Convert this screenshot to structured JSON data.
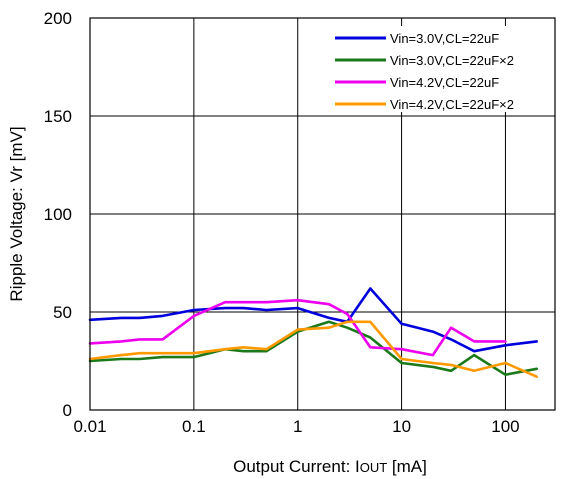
{
  "chart_data": {
    "type": "line",
    "xscale": "log",
    "xlim": [
      0.01,
      300
    ],
    "ylim": [
      0,
      200
    ],
    "grid": true,
    "legend_position": "top-right",
    "xlabel": "Output Current: IOUT [mA]",
    "xlabel_main": "Output Current: I",
    "xlabel_sub": "OUT",
    "xlabel_unit": " [mA]",
    "ylabel": "Ripple Voltage: Vr [mV]",
    "x_ticks": [
      0.01,
      0.1,
      1,
      10,
      100
    ],
    "x_tick_labels": [
      "0.01",
      "0.1",
      "1",
      "10",
      "100"
    ],
    "y_ticks": [
      0,
      50,
      100,
      150,
      200
    ],
    "y_tick_labels": [
      "0",
      "50",
      "100",
      "150",
      "200"
    ],
    "series": [
      {
        "name": "Vin=3.0V,CL=22uF",
        "color": "#0000dd",
        "x": [
          0.01,
          0.02,
          0.03,
          0.05,
          0.1,
          0.2,
          0.3,
          0.5,
          1,
          2,
          3,
          5,
          10,
          20,
          30,
          50,
          100,
          200
        ],
        "y": [
          46,
          47,
          47,
          48,
          51,
          52,
          52,
          51,
          52,
          47,
          45,
          62,
          44,
          40,
          36,
          30,
          33,
          35
        ]
      },
      {
        "name": "Vin=3.0V,CL=22uF×2",
        "color": "#1a7a1a",
        "x": [
          0.01,
          0.02,
          0.03,
          0.05,
          0.1,
          0.2,
          0.3,
          0.5,
          1,
          2,
          3,
          5,
          10,
          20,
          30,
          50,
          100,
          200
        ],
        "y": [
          25,
          26,
          26,
          27,
          27,
          31,
          30,
          30,
          40,
          45,
          42,
          37,
          24,
          22,
          20,
          28,
          18,
          21
        ]
      },
      {
        "name": "Vin=4.2V,CL=22uF",
        "color": "#ee00ee",
        "x": [
          0.01,
          0.02,
          0.03,
          0.05,
          0.1,
          0.2,
          0.3,
          0.5,
          1,
          2,
          3,
          5,
          10,
          20,
          30,
          50,
          100
        ],
        "y": [
          34,
          35,
          36,
          36,
          48,
          55,
          55,
          55,
          56,
          54,
          49,
          32,
          31,
          28,
          42,
          35,
          35
        ]
      },
      {
        "name": "Vin=4.2V,CL=22uF×2",
        "color": "#ff9900",
        "x": [
          0.01,
          0.02,
          0.03,
          0.05,
          0.1,
          0.2,
          0.3,
          0.5,
          1,
          2,
          3,
          5,
          10,
          20,
          30,
          50,
          100,
          200
        ],
        "y": [
          26,
          28,
          29,
          29,
          29,
          31,
          32,
          31,
          41,
          42,
          45,
          45,
          26,
          24,
          23,
          20,
          24,
          17
        ]
      }
    ]
  }
}
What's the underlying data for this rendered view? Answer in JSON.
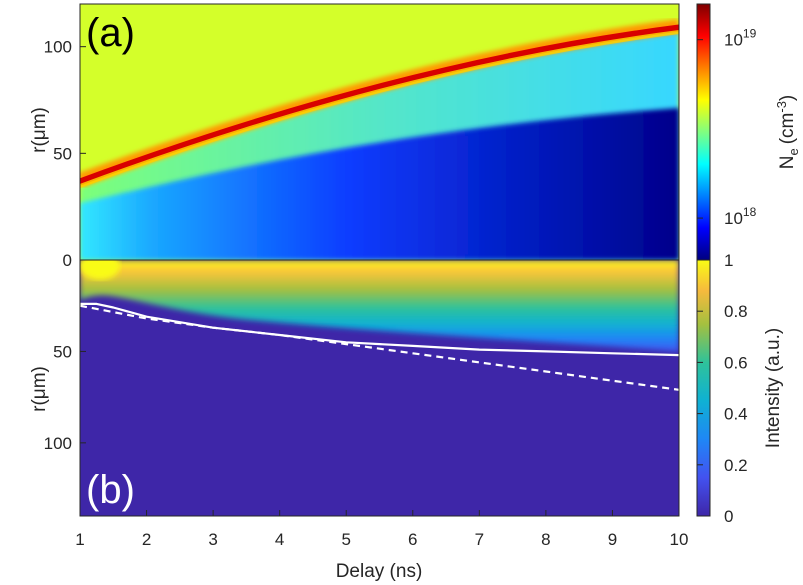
{
  "chart_data": [
    {
      "type": "heatmap",
      "panel_label": "(a)",
      "ylabel": "r(μm)",
      "ylim": [
        0,
        120
      ],
      "yticks": [
        "0",
        "50",
        "100"
      ],
      "colorbar": {
        "label": "N",
        "label_sub": "e",
        "label_unit_pre": "(cm",
        "label_unit_sup": "-3",
        "label_unit_post": ")",
        "scale": "log",
        "ticks": [
          {
            "base": "10",
            "exp": "19",
            "value": 1e+19
          },
          {
            "base": "10",
            "exp": "18",
            "value": 1e+18
          }
        ]
      },
      "description_data": {
        "front_r_start": 35,
        "front_r_end": 108
      }
    },
    {
      "type": "heatmap",
      "panel_label": "(b)",
      "ylabel": "r(μm)",
      "ylim": [
        0,
        140
      ],
      "yticks": [
        "50",
        "100"
      ],
      "colorbar": {
        "label": "Intensity (a.u.)",
        "ticks": [
          "1",
          "0.8",
          "0.6",
          "0.4",
          "0.2",
          "0"
        ]
      },
      "series": [
        {
          "style": "solid",
          "x": [
            1,
            1.25,
            1.5,
            2,
            3,
            4,
            5,
            6,
            7,
            8,
            9,
            10
          ],
          "y": [
            24,
            24,
            26,
            31,
            37,
            41,
            45,
            47,
            49,
            50,
            51,
            52
          ]
        },
        {
          "style": "dashed",
          "x": [
            1,
            2,
            3,
            4,
            5,
            6,
            7,
            8,
            9,
            10
          ],
          "y": [
            25,
            32,
            37,
            41,
            46,
            51,
            56,
            61,
            66,
            71
          ]
        }
      ]
    }
  ],
  "xaxis": {
    "label": "Delay (ns)",
    "min": 1,
    "max": 10,
    "ticks": [
      "1",
      "2",
      "3",
      "4",
      "5",
      "6",
      "7",
      "8",
      "9",
      "10"
    ]
  }
}
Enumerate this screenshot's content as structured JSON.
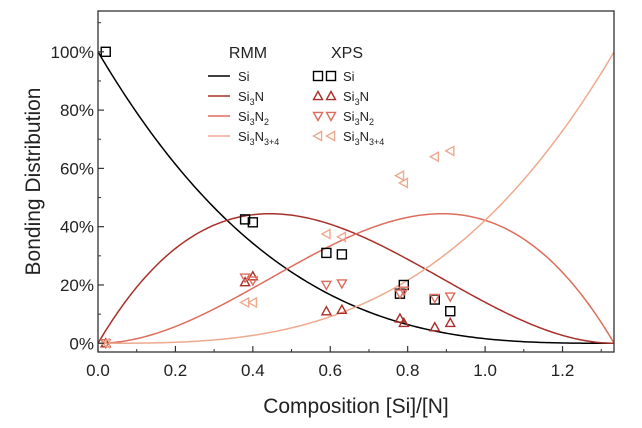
{
  "chart_data": {
    "type": "line",
    "xlabel": "Composition [Si]/[N]",
    "ylabel": "Bonding Distribution",
    "xlim": [
      0,
      1.333
    ],
    "ylim": [
      -0.03,
      1.14
    ],
    "x_ticks": [
      0.0,
      0.2,
      0.4,
      0.6,
      0.8,
      1.0,
      1.2
    ],
    "x_tick_labels": [
      "0.0",
      "0.2",
      "0.4",
      "0.6",
      "0.8",
      "1.0",
      "1.2"
    ],
    "y_ticks": [
      0,
      0.2,
      0.4,
      0.6,
      0.8,
      1.0
    ],
    "y_tick_labels": [
      "0%",
      "20%",
      "40%",
      "60%",
      "80%",
      "100%"
    ],
    "grid": false,
    "legend_position": "top-center",
    "legend": {
      "rmm_header": "RMM",
      "xps_header": "XPS"
    },
    "series": [
      {
        "name": "Si",
        "label_main": "Si",
        "label_sub": "",
        "label_tail": "",
        "color": "#000000",
        "marker": "square",
        "model": {
          "k": 0
        },
        "points": [
          [
            0.02,
            1.0
          ],
          [
            0.38,
            0.425
          ],
          [
            0.4,
            0.415
          ],
          [
            0.59,
            0.31
          ],
          [
            0.63,
            0.305
          ],
          [
            0.78,
            0.17
          ],
          [
            0.79,
            0.2
          ],
          [
            0.87,
            0.15
          ],
          [
            0.91,
            0.11
          ]
        ]
      },
      {
        "name": "Si3N",
        "label_main": "Si",
        "label_sub": "3",
        "label_tail": "N",
        "color": "#a8302a",
        "marker": "triangle-up",
        "model": {
          "k": 1
        },
        "points": [
          [
            0.02,
            0.0
          ],
          [
            0.38,
            0.21
          ],
          [
            0.4,
            0.23
          ],
          [
            0.59,
            0.11
          ],
          [
            0.63,
            0.115
          ],
          [
            0.78,
            0.085
          ],
          [
            0.79,
            0.07
          ],
          [
            0.87,
            0.055
          ],
          [
            0.91,
            0.07
          ]
        ]
      },
      {
        "name": "Si3N2",
        "label_main": "Si",
        "label_sub": "3",
        "label_tail": "N",
        "label_sub2": "2",
        "color": "#dd6d5c",
        "marker": "triangle-down",
        "model": {
          "k": 2
        },
        "points": [
          [
            0.02,
            0.0
          ],
          [
            0.38,
            0.225
          ],
          [
            0.4,
            0.215
          ],
          [
            0.59,
            0.2
          ],
          [
            0.63,
            0.205
          ],
          [
            0.78,
            0.17
          ],
          [
            0.79,
            0.18
          ],
          [
            0.87,
            0.155
          ],
          [
            0.91,
            0.16
          ]
        ]
      },
      {
        "name": "Si3N3+4",
        "label_main": "Si",
        "label_sub": "3",
        "label_tail": "N",
        "label_sub2": "3+4",
        "color": "#eeaa8e",
        "marker": "triangle-left",
        "model": {
          "k": 3
        },
        "points": [
          [
            0.02,
            0.0
          ],
          [
            0.38,
            0.14
          ],
          [
            0.4,
            0.14
          ],
          [
            0.59,
            0.375
          ],
          [
            0.63,
            0.365
          ],
          [
            0.78,
            0.575
          ],
          [
            0.79,
            0.55
          ],
          [
            0.87,
            0.64
          ],
          [
            0.91,
            0.66
          ]
        ]
      }
    ]
  }
}
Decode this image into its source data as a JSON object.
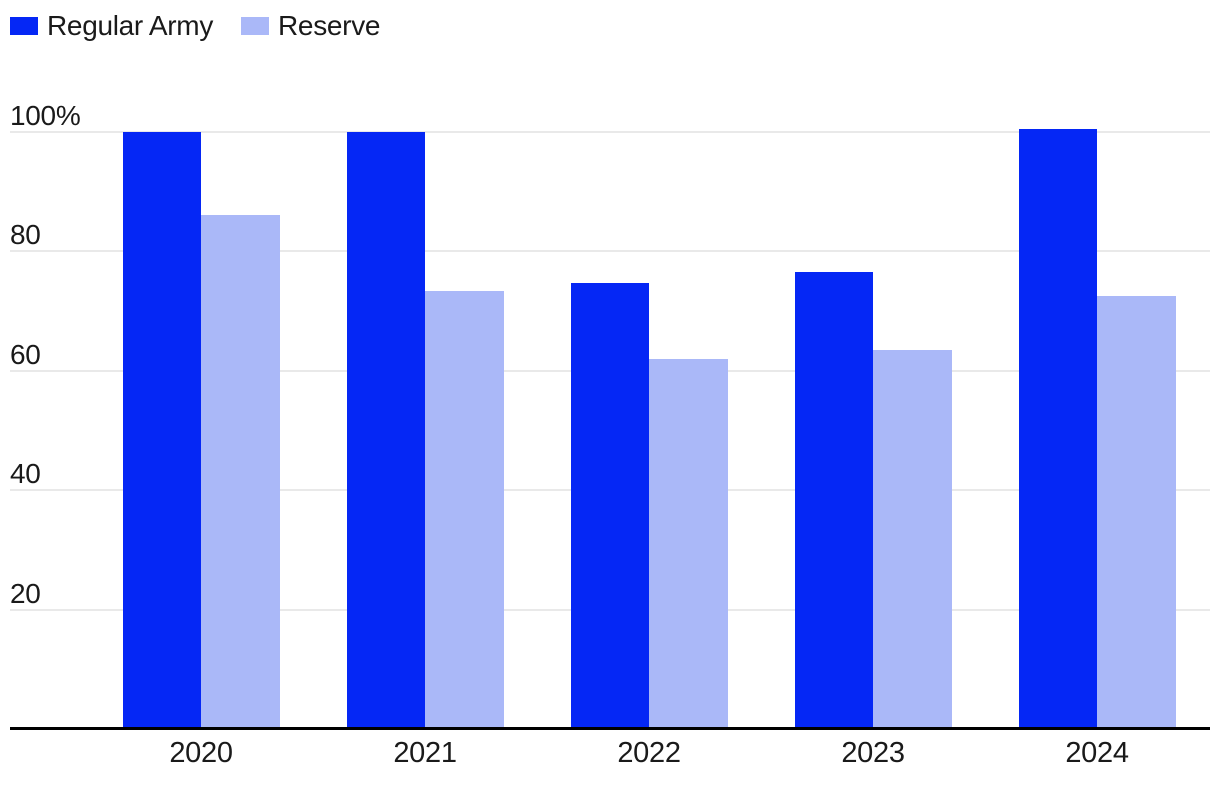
{
  "legend": {
    "items": [
      {
        "label": "Regular Army",
        "color": "#0527f5"
      },
      {
        "label": "Reserve",
        "color": "#aab8f8"
      }
    ]
  },
  "chart_data": {
    "type": "bar",
    "title": "",
    "categories": [
      "2020",
      "2021",
      "2022",
      "2023",
      "2024"
    ],
    "series": [
      {
        "name": "Regular Army",
        "color": "#0527f5",
        "values": [
          100,
          100,
          74.7,
          76.5,
          100.5
        ]
      },
      {
        "name": "Reserve",
        "color": "#aab8f8",
        "values": [
          86,
          73.3,
          62,
          63.5,
          72.5
        ]
      }
    ],
    "xlabel": "",
    "ylabel": "",
    "ylim": [
      0,
      100
    ],
    "yticks": [
      {
        "value": 100,
        "label": "100%"
      },
      {
        "value": 80,
        "label": "80"
      },
      {
        "value": 60,
        "label": "60"
      },
      {
        "value": 40,
        "label": "40"
      },
      {
        "value": 20,
        "label": "20"
      }
    ],
    "grid": true,
    "legend_position": "top-left"
  },
  "colors": {
    "background": "#ffffff",
    "gridline": "#e9e9e9",
    "axis_line": "#000000",
    "text": "#1a1a1a"
  }
}
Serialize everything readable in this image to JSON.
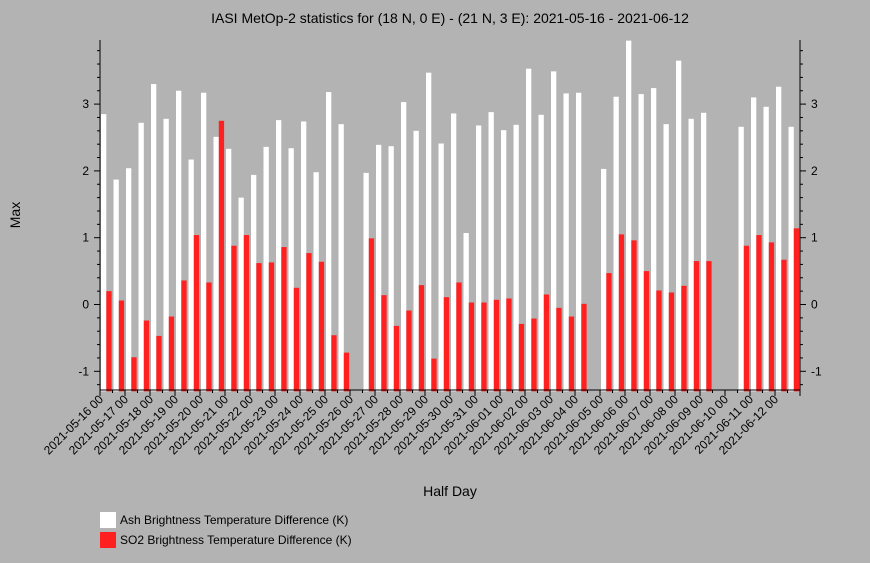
{
  "chart_data": {
    "type": "bar",
    "title": "IASI MetOp-2 statistics for (18 N, 0 E) - (21 N, 3 E): 2021-05-16 - 2021-06-12",
    "xlabel": "Half Day",
    "ylabel": "Max",
    "ylim": [
      -1.3,
      3.95
    ],
    "yticks": [
      -1,
      0,
      1,
      2,
      3
    ],
    "grid": false,
    "legend_position": "bottom-left",
    "tick_labels": [
      "2021-05-16 00",
      "2021-05-17 00",
      "2021-05-18 00",
      "2021-05-19 00",
      "2021-05-20 00",
      "2021-05-21 00",
      "2021-05-22 00",
      "2021-05-23 00",
      "2021-05-24 00",
      "2021-05-25 00",
      "2021-05-26 00",
      "2021-05-27 00",
      "2021-05-28 00",
      "2021-05-29 00",
      "2021-05-30 00",
      "2021-05-31 00",
      "2021-06-01 00",
      "2021-06-02 00",
      "2021-06-03 00",
      "2021-06-04 00",
      "2021-06-05 00",
      "2021-06-06 00",
      "2021-06-07 00",
      "2021-06-08 00",
      "2021-06-09 00",
      "2021-06-10 00",
      "2021-06-11 00",
      "2021-06-12 00"
    ],
    "series": [
      {
        "name": "Ash Brightness Temperature Difference (K)",
        "color": "#ffffff",
        "values": [
          2.85,
          1.87,
          2.04,
          2.72,
          3.3,
          2.78,
          3.2,
          2.17,
          3.17,
          2.51,
          2.33,
          1.6,
          1.94,
          2.36,
          2.76,
          2.34,
          2.74,
          1.98,
          3.18,
          2.7,
          null,
          1.97,
          2.39,
          2.37,
          3.03,
          2.6,
          3.47,
          2.41,
          2.86,
          1.07,
          2.68,
          2.88,
          2.61,
          2.69,
          3.53,
          2.84,
          3.49,
          3.16,
          3.17,
          null,
          2.03,
          3.11,
          3.95,
          3.15,
          3.24,
          2.7,
          3.65,
          2.78,
          2.87,
          null,
          null,
          2.66,
          3.1,
          2.96,
          3.26,
          2.66
        ]
      },
      {
        "name": "SO2 Brightness Temperature Difference (K)",
        "color": "#ff2020",
        "values": [
          0.2,
          0.06,
          -0.79,
          -0.24,
          -0.47,
          -0.18,
          0.36,
          1.04,
          0.33,
          2.75,
          0.88,
          1.04,
          0.62,
          0.63,
          0.86,
          0.25,
          0.77,
          0.64,
          -0.46,
          -0.72,
          null,
          0.99,
          0.14,
          -0.32,
          -0.09,
          0.29,
          -0.81,
          0.11,
          0.33,
          0.03,
          0.03,
          0.07,
          0.09,
          -0.29,
          -0.21,
          0.15,
          -0.05,
          -0.18,
          0.01,
          null,
          0.47,
          1.05,
          0.96,
          0.5,
          0.21,
          0.18,
          0.28,
          0.65,
          0.65,
          null,
          null,
          0.88,
          1.04,
          0.93,
          0.67,
          1.14
        ]
      }
    ]
  }
}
■ ■ ■ ■
From the entries above, list each line with "screenshot" in it.

■ **Answer for this exercise**
Convert this screenshot to structured JSON data.
Enumerate this screenshot's content as structured JSON.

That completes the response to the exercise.